[Element and region records]
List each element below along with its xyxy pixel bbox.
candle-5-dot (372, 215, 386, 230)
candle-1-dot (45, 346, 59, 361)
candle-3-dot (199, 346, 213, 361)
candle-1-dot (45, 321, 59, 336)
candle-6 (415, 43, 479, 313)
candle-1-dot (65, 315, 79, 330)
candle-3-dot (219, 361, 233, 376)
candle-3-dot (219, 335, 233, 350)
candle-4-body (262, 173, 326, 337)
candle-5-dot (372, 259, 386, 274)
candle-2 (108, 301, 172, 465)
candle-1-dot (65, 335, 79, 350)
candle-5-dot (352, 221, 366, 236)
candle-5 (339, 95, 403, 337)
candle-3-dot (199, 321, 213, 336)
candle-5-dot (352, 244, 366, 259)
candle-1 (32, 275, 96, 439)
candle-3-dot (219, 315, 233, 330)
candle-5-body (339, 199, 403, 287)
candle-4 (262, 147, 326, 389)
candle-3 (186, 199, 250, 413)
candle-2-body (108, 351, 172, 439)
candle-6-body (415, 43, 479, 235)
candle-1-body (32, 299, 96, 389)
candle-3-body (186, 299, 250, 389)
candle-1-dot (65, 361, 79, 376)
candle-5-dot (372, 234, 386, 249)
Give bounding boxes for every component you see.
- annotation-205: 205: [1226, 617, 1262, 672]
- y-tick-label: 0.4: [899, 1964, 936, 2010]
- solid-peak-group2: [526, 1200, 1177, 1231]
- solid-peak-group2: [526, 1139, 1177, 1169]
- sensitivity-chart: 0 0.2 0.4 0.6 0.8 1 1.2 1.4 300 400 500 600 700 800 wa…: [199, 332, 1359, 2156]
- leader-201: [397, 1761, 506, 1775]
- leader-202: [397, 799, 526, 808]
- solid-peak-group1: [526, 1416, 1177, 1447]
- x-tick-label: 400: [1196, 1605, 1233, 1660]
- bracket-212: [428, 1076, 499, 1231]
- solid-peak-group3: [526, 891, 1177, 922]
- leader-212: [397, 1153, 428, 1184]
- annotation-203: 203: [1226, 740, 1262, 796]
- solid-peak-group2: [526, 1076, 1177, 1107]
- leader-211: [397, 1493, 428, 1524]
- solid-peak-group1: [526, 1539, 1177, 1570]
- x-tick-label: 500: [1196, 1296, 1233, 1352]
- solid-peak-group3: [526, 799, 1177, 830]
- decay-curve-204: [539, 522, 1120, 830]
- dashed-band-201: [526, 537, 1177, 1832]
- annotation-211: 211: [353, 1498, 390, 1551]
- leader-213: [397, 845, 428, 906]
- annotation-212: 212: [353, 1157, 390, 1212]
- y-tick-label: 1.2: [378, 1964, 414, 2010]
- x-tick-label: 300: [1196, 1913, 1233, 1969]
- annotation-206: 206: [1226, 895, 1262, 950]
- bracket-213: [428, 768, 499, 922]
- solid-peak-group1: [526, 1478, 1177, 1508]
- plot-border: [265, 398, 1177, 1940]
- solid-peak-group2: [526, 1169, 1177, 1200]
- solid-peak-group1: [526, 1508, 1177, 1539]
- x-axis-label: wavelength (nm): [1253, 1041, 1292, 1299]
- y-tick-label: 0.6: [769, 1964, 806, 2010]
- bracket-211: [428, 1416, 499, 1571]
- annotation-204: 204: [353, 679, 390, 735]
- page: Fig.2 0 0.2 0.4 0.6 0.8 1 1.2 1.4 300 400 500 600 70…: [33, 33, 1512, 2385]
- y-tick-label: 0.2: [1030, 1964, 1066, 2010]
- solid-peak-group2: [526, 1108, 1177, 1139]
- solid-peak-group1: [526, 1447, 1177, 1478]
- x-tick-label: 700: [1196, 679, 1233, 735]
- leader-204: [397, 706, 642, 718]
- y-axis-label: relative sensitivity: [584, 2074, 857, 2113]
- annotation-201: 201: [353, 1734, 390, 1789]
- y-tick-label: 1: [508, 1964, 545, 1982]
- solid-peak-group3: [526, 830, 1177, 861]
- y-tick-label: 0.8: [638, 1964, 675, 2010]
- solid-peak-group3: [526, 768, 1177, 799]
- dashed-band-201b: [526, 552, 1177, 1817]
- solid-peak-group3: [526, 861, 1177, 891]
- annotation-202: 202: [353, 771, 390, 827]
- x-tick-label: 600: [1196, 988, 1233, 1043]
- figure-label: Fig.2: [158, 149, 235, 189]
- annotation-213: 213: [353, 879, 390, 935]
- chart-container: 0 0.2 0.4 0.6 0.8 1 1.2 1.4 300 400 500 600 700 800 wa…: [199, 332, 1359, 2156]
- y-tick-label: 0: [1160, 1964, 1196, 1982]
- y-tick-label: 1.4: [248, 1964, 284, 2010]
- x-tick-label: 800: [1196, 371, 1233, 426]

# PROBLEM TO WORK ON
Present every line of the records above as a Markdown table with two columns, "Row" and "Record line," numbering each row and omitting blank lines.

# RESULT
| Row | Record line |
|---|---|
| 1 | List each element below along with its xyxy pixel bbox. |
| 2 | candle-5-dot (372, 215, 386, 230) |
| 3 | candle-1-dot (45, 346, 59, 361) |
| 4 | candle-3-dot (199, 346, 213, 361) |
| 5 | candle-1-dot (45, 321, 59, 336) |
| 6 | candle-6 (415, 43, 479, 313) |
| 7 | candle-1-dot (65, 315, 79, 330) |
| 8 | candle-3-dot (219, 361, 233, 376) |
| 9 | candle-3-dot (219, 335, 233, 350) |
| 10 | candle-4-body (262, 173, 326, 337) |
| 11 | candle-5-dot (372, 259, 386, 274) |
| 12 | candle-2 (108, 301, 172, 465) |
| 13 | candle-1-dot (65, 335, 79, 350) |
| 14 | candle-5-dot (352, 221, 366, 236) |
| 15 | candle-5 (339, 95, 403, 337) |
| 16 | candle-3-dot (199, 321, 213, 336) |
| 17 | candle-5-dot (352, 244, 366, 259) |
| 18 | candle-1 (32, 275, 96, 439) |
| 19 | candle-3-dot (219, 315, 233, 330) |
| 20 | candle-5-body (339, 199, 403, 287) |
| 21 | candle-4 (262, 147, 326, 389) |
| 22 | candle-3 (186, 199, 250, 413) |
| 23 | candle-2-body (108, 351, 172, 439) |
| 24 | candle-6-body (415, 43, 479, 235) |
| 25 | candle-1-body (32, 299, 96, 389) |
| 26 | candle-3-body (186, 299, 250, 389) |
| 27 | candle-1-dot (65, 361, 79, 376) |
| 28 | candle-5-dot (372, 234, 386, 249) |
| 29 | Give bounding boxes for every component you see. |
| 30 | - annotation-205: 205: [1226, 617, 1262, 672] |
| 31 | - y-tick-label: 0.4: [899, 1964, 936, 2010] |
| 32 | - solid-peak-group2: [526, 1200, 1177, 1231] |
| 33 | - solid-peak-group2: [526, 1139, 1177, 1169] |
| 34 | - sensitivity-chart: 0 0.2 0.4 0.6 0.8 1 1.2 1.4 300 400 500 600 700 800 wa…: [199, 332, 1359, 2156] |
| 35 | - leader-201: [397, 1761, 506, 1775] |
| 36 | - leader-202: [397, 799, 526, 808] |
| 37 | - solid-peak-group1: [526, 1416, 1177, 1447] |
| 38 | - x-tick-label: 400: [1196, 1605, 1233, 1660] |
| 39 | - bracket-212: [428, 1076, 499, 1231] |
| 40 | - solid-peak-group3: [526, 891, 1177, 922] |
| 41 | - leader-212: [397, 1153, 428, 1184] |
| 42 | - annotation-203: 203: [1226, 740, 1262, 796] |
| 43 | - solid-peak-group2: [526, 1076, 1177, 1107] |
| 44 | - leader-211: [397, 1493, 428, 1524] |
| 45 | - solid-peak-group1: [526, 1539, 1177, 1570] |
| 46 | - x-tick-label: 500: [1196, 1296, 1233, 1352] |
| 47 | - solid-peak-group3: [526, 799, 1177, 830] |
| 48 | - decay-curve-204: [539, 522, 1120, 830] |
| 49 | - dashed-band-201: [526, 537, 1177, 1832] |
| 50 | - annotation-211: 211: [353, 1498, 390, 1551] |
| 51 | - leader-213: [397, 845, 428, 906] |
| 52 | - annotation-212: 212: [353, 1157, 390, 1212] |
| 53 | - y-tick-label: 1.2: [378, 1964, 414, 2010] |
| 54 | - x-tick-label: 300: [1196, 1913, 1233, 1969] |
| 55 | - annotation-206: 206: [1226, 895, 1262, 950] |
| 56 | - bracket-213: [428, 768, 499, 922] |
| 57 | - solid-peak-group1: [526, 1478, 1177, 1508] |
| 58 | - plot-border: [265, 398, 1177, 1940] |
| 59 | - solid-peak-group2: [526, 1169, 1177, 1200] |
| 60 | - solid-peak-group1: [526, 1508, 1177, 1539] |
| 61 | - x-axis-label: wavelength (nm): [1253, 1041, 1292, 1299] |
| 62 | - y-tick-label: 0.6: [769, 1964, 806, 2010] |
| 63 | - bracket-211: [428, 1416, 499, 1571] |
| 64 | - annotation-204: 204: [353, 679, 390, 735] |
| 65 | - page: Fig.2 0 0.2 0.4 0.6 0.8 1 1.2 1.4 300 400 500 600 70…: [33, 33, 1512, 2385] |
| 66 | - y-tick-label: 0.2: [1030, 1964, 1066, 2010] |
| 67 | - solid-peak-group2: [526, 1108, 1177, 1139] |
| 68 | - solid-peak-group1: [526, 1447, 1177, 1478] |
| 69 | - x-tick-label: 700: [1196, 679, 1233, 735] |
| 70 | - leader-204: [397, 706, 642, 718] |
| 71 | - y-axis-label: relative sensitivity: [584, 2074, 857, 2113] |
| 72 | - annotation-201: 201: [353, 1734, 390, 1789] |
| 73 | - y-tick-label: 1: [508, 1964, 545, 1982] |
| 74 | - solid-peak-group3: [526, 830, 1177, 861] |
| 75 | - y-tick-label: 0.8: [638, 1964, 675, 2010] |
| 76 | - solid-peak-group3: [526, 768, 1177, 799] |
| 77 | - dashed-band-201b: [526, 552, 1177, 1817] |
| 78 | - solid-peak-group3: [526, 861, 1177, 891] |
| 79 | - annotation-202: 202: [353, 771, 390, 827] |
| 80 | - x-tick-label: 600: [1196, 988, 1233, 1043] |
| 81 | - figure-label: Fig.2: [158, 149, 235, 189] |
| 82 | - annotation-213: 213: [353, 879, 390, 935] |
| 83 | - chart-container: 0 0.2 0.4 0.6 0.8 1 1.2 1.4 300 400 500 600 700 800 wa…: [199, 332, 1359, 2156] |
| 84 | - y-tick-label: 0: [1160, 1964, 1196, 1982] |
| 85 | - y-tick-label: 1.4: [248, 1964, 284, 2010] |
| 86 | - x-tick-label: 800: [1196, 371, 1233, 426] |